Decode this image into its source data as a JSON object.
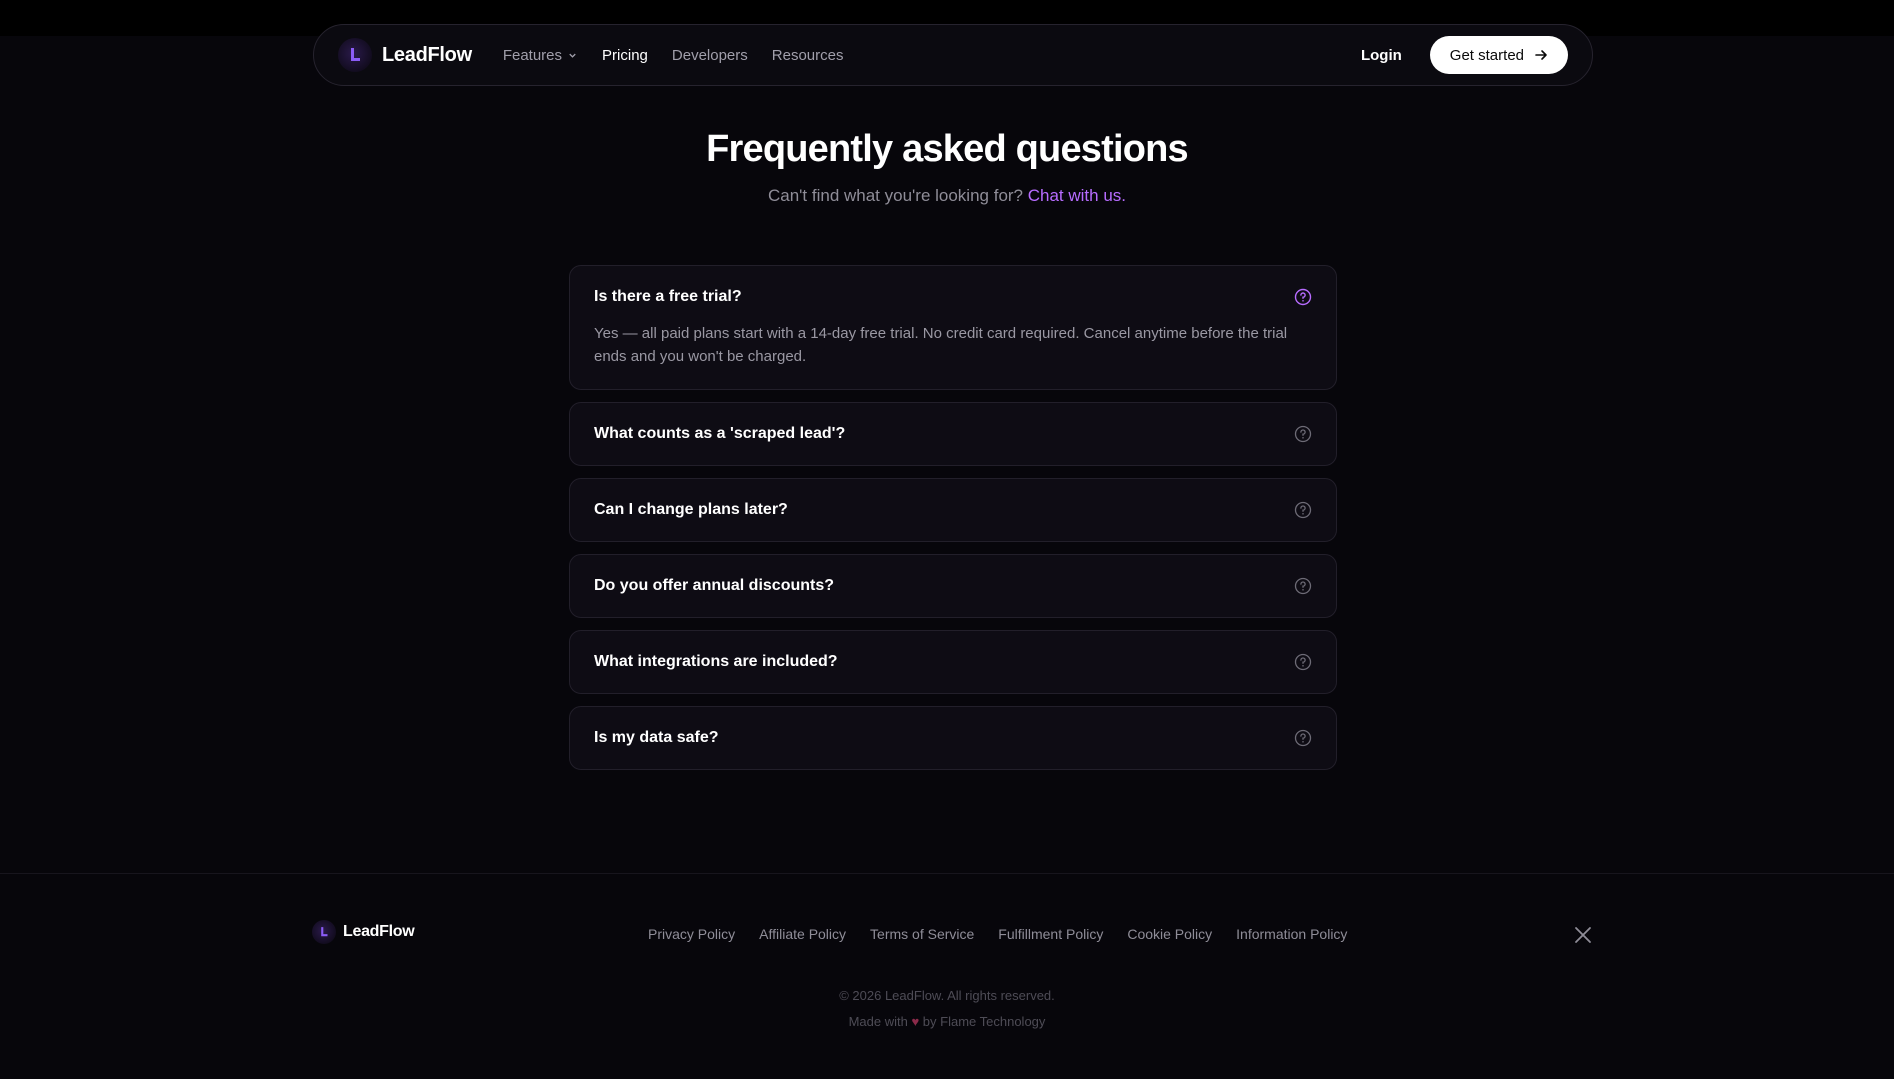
{
  "nav": {
    "logo_text": "LeadFlow",
    "links": [
      {
        "label": "Features"
      },
      {
        "label": "Pricing"
      },
      {
        "label": "Developers"
      },
      {
        "label": "Resources"
      }
    ],
    "login": "Login",
    "cta": "Get started"
  },
  "hero": {
    "title": "Frequently asked questions",
    "subtitle": "Can't find what you're looking for?",
    "subtitle_link": "Chat with us."
  },
  "faq": {
    "items": [
      {
        "question": "Is there a free trial?",
        "answer": "Yes — all paid plans start with a 14-day free trial. No credit card required. Cancel anytime before the trial ends and you won't be charged."
      },
      {
        "question": "What counts as a 'scraped lead'?"
      },
      {
        "question": "Can I change plans later?"
      },
      {
        "question": "Do you offer annual discounts?"
      },
      {
        "question": "What integrations are included?"
      },
      {
        "question": "Is my data safe?"
      }
    ]
  },
  "footer": {
    "logo_text": "LeadFlow",
    "links": [
      "Privacy Policy",
      "Affiliate Policy",
      "Terms of Service",
      "Fulfillment Policy",
      "Cookie Policy",
      "Information Policy"
    ],
    "copyright": "© 2026 LeadFlow. All rights reserved.",
    "made_prefix": "Made with",
    "made_suffix": "by Flame Technology"
  },
  "colors": {
    "background": "#07060b",
    "accent": "#b76cff",
    "heart": "#8b2a4a"
  }
}
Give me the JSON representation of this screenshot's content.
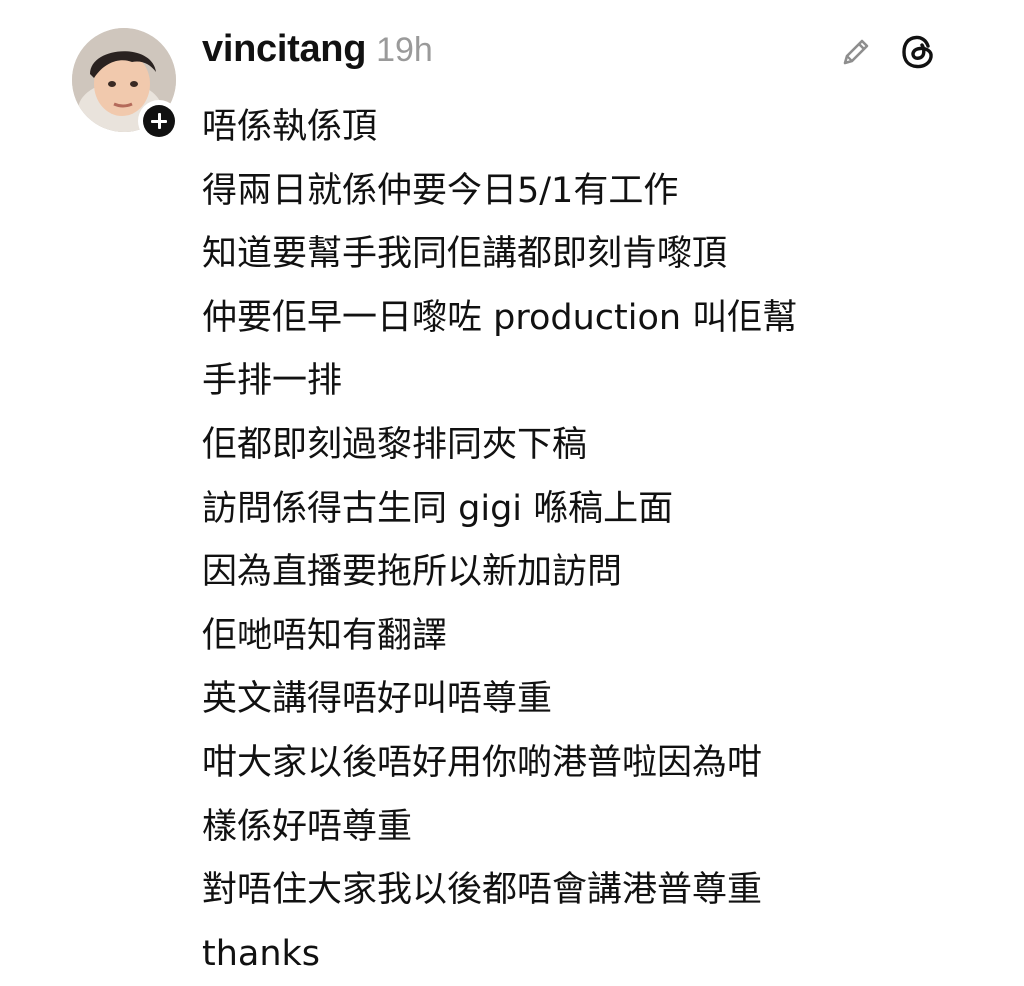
{
  "post": {
    "username": "vincitang",
    "timestamp": "19h",
    "lines": [
      "唔係執係頂",
      "得兩日就係仲要今日5/1有工作",
      "知道要幫手我同佢講都即刻肯嚟頂",
      "仲要佢早一日嚟咗 production 叫佢幫",
      "手排一排",
      "佢都即刻過黎排同夾下稿",
      "訪問係得古生同 gigi 喺稿上面",
      "因為直播要拖所以新加訪問",
      "佢哋唔知有翻譯",
      "英文講得唔好叫唔尊重",
      "咁大家以後唔好用你啲港普啦因為咁",
      "樣係好唔尊重",
      "對唔住大家我以後都唔會講港普尊重",
      "thanks"
    ]
  },
  "icons": {
    "edit": "pencil-icon",
    "app": "threads-icon",
    "follow": "plus-icon"
  },
  "colors": {
    "text": "#111111",
    "timestamp": "#9a9a9a",
    "icon": "#8e8e8e",
    "badge": "#111111"
  }
}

■ ■ ■ ■ ■ ■ ■

_Work required_: Return the full material word for word. Do not include the pictures.

_Task answer_:
Decode this image into its source data as a JSON object.
{
  "nav": {
    "logo_text": "LeadFlow",
    "links": [
      {
        "label": "Features"
      },
      {
        "label": "Pricing"
      },
      {
        "label": "Developers"
      },
      {
        "label": "Resources"
      }
    ],
    "login": "Login",
    "cta": "Get started"
  },
  "hero": {
    "title": "Frequently asked questions",
    "subtitle": "Can't find what you're looking for?",
    "subtitle_link": "Chat with us."
  },
  "faq": {
    "items": [
      {
        "question": "Is there a free trial?",
        "answer": "Yes — all paid plans start with a 14-day free trial. No credit card required. Cancel anytime before the trial ends and you won't be charged."
      },
      {
        "question": "What counts as a 'scraped lead'?"
      },
      {
        "question": "Can I change plans later?"
      },
      {
        "question": "Do you offer annual discounts?"
      },
      {
        "question": "What integrations are included?"
      },
      {
        "question": "Is my data safe?"
      }
    ]
  },
  "footer": {
    "logo_text": "LeadFlow",
    "links": [
      "Privacy Policy",
      "Affiliate Policy",
      "Terms of Service",
      "Fulfillment Policy",
      "Cookie Policy",
      "Information Policy"
    ],
    "copyright": "© 2026 LeadFlow. All rights reserved.",
    "made_prefix": "Made with",
    "made_suffix": "by Flame Technology"
  },
  "colors": {
    "background": "#07060b",
    "accent": "#b76cff",
    "heart": "#8b2a4a"
  }
}
Give me the JSON representation of this screenshot's content.
{
  "post": {
    "username": "vincitang",
    "timestamp": "19h",
    "lines": [
      "唔係執係頂",
      "得兩日就係仲要今日5/1有工作",
      "知道要幫手我同佢講都即刻肯嚟頂",
      "仲要佢早一日嚟咗 production 叫佢幫",
      "手排一排",
      "佢都即刻過黎排同夾下稿",
      "訪問係得古生同 gigi 喺稿上面",
      "因為直播要拖所以新加訪問",
      "佢哋唔知有翻譯",
      "英文講得唔好叫唔尊重",
      "咁大家以後唔好用你啲港普啦因為咁",
      "樣係好唔尊重",
      "對唔住大家我以後都唔會講港普尊重",
      "thanks"
    ]
  },
  "icons": {
    "edit": "pencil-icon",
    "app": "threads-icon",
    "follow": "plus-icon"
  },
  "colors": {
    "text": "#111111",
    "timestamp": "#9a9a9a",
    "icon": "#8e8e8e",
    "badge": "#111111"
  }
}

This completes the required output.